Search the records for "subtitle" and copy each line that holds it.

- - - - -

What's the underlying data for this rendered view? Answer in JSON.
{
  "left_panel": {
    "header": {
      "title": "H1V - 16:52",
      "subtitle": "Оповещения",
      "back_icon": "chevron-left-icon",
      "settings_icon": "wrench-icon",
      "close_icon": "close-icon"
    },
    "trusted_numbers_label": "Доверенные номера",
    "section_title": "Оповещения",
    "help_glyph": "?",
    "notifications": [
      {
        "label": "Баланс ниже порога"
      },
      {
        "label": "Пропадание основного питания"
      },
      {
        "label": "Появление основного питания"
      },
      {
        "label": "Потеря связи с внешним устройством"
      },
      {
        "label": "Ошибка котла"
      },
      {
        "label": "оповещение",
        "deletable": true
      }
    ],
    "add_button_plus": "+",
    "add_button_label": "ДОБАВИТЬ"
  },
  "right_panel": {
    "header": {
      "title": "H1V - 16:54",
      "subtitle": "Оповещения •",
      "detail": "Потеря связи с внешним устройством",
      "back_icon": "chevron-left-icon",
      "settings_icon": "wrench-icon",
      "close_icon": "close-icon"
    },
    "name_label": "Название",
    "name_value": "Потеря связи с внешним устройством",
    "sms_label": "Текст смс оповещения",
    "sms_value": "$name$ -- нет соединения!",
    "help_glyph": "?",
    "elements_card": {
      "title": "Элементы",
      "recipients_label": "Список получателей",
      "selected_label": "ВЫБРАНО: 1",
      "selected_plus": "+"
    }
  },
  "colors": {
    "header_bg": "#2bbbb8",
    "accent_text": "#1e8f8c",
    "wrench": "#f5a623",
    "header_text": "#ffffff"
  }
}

- - - - -

## Solution below
      "subtitle": "Оповещения",
      "subtitle": "Оповещения •",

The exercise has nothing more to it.